**GOAL OF THE EXERCISE**
Identify, in the records below, every line where the string "image" appears, and copy each such line.
****************************************
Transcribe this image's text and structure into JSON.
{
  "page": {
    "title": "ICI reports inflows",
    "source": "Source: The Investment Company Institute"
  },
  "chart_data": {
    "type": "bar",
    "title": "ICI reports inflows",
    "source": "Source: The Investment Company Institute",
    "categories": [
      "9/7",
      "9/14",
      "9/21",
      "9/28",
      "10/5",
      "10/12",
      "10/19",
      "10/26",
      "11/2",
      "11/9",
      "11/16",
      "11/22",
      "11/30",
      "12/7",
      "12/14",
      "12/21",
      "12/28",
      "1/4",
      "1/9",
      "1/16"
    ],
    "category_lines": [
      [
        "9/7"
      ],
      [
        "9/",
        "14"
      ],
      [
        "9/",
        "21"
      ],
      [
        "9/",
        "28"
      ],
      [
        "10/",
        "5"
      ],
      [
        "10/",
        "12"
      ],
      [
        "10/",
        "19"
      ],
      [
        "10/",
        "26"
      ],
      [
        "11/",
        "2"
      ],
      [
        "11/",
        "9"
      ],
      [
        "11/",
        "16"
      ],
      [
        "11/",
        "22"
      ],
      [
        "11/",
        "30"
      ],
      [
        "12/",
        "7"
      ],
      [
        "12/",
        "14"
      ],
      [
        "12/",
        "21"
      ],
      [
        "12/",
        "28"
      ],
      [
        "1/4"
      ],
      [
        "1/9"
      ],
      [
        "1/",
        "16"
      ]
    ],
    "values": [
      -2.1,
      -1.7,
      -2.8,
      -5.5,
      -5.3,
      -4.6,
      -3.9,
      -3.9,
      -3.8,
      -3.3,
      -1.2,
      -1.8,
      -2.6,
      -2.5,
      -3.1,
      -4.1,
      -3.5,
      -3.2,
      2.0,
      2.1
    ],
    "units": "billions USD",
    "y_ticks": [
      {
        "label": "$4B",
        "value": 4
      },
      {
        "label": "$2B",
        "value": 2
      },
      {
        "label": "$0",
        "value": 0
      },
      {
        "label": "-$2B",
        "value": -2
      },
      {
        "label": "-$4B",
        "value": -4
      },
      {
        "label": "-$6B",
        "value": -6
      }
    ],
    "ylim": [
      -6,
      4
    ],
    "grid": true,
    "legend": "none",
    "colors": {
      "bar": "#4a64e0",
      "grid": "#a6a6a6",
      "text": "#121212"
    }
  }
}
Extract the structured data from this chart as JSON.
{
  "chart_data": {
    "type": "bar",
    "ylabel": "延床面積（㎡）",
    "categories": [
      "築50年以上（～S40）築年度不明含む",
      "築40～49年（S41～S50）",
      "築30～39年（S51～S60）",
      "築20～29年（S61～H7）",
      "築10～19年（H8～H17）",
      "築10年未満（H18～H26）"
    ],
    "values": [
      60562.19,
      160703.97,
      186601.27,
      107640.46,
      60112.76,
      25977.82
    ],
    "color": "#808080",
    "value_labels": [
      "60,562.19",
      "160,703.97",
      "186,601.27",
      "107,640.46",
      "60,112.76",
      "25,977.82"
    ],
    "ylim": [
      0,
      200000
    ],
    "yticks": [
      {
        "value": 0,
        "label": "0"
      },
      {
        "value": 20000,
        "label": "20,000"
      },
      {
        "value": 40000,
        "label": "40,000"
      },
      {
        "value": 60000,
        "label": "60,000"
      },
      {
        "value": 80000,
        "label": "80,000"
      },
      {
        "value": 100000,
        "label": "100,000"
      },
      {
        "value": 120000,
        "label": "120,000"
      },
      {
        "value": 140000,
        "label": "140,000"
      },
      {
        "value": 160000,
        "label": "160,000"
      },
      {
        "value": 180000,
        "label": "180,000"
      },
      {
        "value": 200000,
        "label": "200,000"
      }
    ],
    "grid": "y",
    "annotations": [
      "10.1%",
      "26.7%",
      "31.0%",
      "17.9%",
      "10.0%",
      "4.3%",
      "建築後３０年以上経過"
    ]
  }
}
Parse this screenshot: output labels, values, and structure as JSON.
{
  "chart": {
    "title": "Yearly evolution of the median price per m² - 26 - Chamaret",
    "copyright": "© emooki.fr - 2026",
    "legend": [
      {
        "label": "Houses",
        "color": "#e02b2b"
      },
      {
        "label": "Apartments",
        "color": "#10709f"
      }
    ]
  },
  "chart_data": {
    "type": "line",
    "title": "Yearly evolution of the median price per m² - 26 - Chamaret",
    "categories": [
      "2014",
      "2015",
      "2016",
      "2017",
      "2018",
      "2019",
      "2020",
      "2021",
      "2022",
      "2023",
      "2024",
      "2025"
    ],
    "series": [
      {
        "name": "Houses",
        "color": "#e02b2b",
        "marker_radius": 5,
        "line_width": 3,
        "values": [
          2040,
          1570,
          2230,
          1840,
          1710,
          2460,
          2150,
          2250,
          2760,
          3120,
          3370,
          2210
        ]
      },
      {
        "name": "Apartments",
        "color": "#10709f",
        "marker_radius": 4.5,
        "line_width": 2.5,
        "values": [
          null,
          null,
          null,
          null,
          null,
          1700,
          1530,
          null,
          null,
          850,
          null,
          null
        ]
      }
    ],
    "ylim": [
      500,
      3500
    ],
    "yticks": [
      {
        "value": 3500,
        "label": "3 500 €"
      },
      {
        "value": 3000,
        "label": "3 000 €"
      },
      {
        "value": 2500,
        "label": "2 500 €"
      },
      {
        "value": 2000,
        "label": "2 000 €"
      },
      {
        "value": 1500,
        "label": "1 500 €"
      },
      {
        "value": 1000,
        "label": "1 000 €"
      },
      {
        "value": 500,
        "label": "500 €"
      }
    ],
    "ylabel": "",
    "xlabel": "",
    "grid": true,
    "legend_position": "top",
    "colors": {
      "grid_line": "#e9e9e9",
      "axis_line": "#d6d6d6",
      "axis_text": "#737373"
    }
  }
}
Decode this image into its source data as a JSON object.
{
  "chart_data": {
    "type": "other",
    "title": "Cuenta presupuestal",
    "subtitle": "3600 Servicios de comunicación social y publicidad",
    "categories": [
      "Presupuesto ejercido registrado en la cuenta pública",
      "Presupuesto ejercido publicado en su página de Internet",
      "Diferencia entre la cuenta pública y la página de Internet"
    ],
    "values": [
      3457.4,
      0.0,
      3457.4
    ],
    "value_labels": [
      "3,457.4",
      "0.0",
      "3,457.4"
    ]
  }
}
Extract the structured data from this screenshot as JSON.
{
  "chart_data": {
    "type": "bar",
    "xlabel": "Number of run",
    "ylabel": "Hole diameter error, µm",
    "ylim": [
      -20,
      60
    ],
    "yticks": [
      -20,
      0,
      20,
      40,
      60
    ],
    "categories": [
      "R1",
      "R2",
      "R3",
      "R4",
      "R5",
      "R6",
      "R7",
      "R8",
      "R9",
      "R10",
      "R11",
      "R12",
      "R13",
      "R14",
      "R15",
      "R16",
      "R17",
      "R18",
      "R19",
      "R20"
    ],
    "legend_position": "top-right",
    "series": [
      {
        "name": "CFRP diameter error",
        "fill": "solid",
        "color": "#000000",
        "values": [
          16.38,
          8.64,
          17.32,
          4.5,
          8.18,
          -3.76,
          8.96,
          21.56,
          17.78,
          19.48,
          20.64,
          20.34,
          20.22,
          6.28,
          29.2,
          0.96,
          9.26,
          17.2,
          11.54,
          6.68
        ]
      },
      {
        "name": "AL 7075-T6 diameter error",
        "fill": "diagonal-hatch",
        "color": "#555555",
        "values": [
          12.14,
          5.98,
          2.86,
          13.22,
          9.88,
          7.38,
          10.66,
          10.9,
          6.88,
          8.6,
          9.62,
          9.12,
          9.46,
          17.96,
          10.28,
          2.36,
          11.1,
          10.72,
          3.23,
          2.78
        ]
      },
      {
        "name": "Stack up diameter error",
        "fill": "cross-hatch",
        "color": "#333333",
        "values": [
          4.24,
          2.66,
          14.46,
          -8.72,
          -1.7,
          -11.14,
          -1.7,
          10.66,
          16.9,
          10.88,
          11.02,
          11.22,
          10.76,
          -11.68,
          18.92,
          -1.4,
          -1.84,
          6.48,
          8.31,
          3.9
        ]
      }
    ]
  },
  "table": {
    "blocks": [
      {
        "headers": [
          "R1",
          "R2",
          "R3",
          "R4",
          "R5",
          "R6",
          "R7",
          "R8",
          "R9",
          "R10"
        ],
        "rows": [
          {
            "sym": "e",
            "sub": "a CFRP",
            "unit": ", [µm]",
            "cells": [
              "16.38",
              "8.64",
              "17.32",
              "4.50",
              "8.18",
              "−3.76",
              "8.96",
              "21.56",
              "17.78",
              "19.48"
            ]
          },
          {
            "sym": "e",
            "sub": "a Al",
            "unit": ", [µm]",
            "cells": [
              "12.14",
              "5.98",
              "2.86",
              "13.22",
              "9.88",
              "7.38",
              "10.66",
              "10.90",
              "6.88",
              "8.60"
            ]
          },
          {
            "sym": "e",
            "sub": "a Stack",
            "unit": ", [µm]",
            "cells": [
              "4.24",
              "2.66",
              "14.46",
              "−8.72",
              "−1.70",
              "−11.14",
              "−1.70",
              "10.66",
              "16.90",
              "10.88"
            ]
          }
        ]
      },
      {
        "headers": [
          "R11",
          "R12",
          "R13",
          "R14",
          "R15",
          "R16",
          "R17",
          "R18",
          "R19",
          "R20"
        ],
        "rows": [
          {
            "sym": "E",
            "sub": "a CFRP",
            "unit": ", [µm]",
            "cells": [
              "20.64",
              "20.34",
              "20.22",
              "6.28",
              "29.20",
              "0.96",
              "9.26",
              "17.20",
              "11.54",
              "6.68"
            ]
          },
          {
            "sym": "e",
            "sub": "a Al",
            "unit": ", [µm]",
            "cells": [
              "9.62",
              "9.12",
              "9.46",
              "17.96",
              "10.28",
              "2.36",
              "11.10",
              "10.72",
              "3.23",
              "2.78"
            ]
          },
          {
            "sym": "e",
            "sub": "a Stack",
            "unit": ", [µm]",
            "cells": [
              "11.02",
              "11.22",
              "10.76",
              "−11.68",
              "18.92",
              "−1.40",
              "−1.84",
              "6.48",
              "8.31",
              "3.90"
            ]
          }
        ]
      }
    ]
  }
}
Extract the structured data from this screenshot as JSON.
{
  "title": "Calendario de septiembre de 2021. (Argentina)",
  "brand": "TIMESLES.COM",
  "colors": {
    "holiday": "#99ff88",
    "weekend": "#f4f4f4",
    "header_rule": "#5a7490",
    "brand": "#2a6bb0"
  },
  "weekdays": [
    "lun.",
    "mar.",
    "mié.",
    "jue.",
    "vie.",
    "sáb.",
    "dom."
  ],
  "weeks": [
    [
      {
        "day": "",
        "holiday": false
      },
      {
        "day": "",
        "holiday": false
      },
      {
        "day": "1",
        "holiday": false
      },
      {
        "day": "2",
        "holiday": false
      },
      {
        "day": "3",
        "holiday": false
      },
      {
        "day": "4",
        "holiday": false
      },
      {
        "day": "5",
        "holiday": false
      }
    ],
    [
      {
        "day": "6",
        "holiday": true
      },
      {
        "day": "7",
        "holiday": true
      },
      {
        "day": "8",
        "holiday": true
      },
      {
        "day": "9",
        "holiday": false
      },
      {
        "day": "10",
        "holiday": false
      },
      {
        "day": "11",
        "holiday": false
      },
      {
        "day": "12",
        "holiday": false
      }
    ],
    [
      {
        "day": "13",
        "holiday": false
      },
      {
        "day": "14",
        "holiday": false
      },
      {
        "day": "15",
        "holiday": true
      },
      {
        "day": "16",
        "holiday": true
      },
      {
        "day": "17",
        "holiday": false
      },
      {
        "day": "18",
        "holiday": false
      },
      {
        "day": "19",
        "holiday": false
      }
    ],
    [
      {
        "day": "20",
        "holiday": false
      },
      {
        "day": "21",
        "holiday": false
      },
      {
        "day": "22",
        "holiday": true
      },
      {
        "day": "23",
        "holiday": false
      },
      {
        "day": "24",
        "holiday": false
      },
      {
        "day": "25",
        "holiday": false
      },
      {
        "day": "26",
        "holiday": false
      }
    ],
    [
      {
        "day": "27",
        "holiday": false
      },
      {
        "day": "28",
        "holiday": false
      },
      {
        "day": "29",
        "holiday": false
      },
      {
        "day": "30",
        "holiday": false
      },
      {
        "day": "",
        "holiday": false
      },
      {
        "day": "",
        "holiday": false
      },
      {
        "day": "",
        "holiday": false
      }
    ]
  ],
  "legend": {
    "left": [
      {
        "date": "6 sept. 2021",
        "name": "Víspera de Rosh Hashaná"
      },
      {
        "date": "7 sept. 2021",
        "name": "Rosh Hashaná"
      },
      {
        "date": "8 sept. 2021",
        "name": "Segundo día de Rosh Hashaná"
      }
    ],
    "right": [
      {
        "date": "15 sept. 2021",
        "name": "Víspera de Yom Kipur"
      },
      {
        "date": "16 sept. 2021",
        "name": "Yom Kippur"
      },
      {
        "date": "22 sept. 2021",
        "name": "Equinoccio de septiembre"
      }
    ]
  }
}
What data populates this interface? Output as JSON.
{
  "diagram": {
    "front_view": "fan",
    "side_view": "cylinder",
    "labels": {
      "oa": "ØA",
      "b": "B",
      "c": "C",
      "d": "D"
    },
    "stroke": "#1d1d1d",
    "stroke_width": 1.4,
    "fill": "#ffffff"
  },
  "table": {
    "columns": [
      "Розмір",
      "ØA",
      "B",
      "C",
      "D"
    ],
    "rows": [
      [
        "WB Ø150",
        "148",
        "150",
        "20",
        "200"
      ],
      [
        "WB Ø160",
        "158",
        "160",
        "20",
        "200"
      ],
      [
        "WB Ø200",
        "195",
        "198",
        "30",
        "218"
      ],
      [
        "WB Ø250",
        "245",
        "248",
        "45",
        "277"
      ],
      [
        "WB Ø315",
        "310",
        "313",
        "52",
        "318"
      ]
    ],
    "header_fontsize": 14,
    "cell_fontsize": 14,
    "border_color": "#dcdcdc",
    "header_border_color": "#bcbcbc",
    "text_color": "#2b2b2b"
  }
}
****************************************
**COMPLETED EXERCISE**
Transcribe this image's text and structure into JSON.
Decode this image into its source data as a JSON object.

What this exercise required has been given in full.